═══ Data provided
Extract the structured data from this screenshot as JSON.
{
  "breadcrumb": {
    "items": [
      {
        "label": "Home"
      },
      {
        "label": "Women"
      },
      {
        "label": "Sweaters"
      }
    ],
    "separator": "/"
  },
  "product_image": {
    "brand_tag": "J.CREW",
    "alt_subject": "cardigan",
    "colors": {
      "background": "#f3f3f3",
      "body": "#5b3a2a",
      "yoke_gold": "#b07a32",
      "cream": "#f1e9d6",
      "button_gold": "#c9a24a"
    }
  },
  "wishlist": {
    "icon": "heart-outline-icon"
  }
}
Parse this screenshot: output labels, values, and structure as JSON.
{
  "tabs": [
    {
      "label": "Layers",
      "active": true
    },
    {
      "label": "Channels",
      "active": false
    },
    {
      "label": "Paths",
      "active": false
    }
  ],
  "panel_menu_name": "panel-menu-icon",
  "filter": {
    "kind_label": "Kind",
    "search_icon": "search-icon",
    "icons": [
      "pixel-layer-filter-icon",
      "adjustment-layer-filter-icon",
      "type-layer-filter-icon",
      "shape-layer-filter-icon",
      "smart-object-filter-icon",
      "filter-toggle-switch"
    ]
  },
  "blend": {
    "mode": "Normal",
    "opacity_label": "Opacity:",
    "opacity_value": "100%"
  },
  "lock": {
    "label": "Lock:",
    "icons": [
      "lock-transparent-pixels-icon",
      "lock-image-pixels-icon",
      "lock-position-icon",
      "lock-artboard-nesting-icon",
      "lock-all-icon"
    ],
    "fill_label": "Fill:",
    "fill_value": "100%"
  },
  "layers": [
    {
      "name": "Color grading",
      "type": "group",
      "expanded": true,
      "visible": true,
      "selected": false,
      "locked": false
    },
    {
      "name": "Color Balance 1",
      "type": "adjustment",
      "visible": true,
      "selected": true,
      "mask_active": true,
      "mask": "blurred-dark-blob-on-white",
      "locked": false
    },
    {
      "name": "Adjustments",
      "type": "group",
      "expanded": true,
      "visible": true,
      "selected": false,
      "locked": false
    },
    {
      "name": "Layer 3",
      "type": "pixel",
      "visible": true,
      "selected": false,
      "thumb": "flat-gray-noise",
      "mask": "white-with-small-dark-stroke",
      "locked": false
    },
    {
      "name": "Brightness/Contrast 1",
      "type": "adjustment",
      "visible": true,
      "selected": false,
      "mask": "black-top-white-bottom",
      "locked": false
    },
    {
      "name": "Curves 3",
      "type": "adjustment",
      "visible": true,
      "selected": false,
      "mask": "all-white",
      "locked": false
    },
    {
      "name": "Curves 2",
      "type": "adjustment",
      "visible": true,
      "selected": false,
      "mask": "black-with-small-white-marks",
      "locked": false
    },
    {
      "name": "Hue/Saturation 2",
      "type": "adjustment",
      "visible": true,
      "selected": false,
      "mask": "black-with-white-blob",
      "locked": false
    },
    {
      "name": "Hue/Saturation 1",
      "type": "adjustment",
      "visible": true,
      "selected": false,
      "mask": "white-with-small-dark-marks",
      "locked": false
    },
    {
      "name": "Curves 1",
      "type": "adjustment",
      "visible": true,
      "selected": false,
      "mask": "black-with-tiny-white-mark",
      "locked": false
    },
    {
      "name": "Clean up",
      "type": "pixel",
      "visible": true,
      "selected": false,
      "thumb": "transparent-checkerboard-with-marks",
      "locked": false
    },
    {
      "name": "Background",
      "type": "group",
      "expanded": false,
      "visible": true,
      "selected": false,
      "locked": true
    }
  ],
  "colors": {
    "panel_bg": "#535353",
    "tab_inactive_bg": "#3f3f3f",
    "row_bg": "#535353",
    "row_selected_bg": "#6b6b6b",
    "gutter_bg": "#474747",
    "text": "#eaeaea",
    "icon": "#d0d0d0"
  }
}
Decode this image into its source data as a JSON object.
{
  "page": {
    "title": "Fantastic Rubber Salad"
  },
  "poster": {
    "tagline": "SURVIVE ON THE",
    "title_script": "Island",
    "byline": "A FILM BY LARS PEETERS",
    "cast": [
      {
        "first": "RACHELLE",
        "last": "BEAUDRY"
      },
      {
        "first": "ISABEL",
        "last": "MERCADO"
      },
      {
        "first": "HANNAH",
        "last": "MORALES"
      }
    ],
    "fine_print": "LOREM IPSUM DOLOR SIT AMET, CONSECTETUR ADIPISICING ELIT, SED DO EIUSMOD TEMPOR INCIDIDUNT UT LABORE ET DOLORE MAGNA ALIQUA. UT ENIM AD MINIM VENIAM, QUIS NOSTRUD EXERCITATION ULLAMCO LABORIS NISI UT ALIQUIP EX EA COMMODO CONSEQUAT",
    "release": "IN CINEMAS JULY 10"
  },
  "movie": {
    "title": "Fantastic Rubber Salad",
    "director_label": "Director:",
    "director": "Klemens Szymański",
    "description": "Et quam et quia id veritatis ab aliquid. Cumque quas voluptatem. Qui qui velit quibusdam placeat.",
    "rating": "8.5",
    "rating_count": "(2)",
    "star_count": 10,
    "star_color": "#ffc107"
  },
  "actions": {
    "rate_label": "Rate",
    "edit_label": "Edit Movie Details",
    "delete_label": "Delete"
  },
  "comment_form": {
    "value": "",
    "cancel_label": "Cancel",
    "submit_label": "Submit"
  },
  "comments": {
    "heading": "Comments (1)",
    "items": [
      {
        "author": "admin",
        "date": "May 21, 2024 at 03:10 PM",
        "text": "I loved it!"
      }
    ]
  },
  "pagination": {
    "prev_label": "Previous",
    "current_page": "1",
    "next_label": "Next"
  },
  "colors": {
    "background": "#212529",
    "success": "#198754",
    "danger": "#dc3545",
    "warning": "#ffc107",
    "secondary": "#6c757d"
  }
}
══════
Task instructions: Go through the listing above and return every line where the word "thumb" occurs.

Response for this exercise:
      "thumb": "flat-gray-noise",
      "thumb": "transparent-checkerboard-with-marks",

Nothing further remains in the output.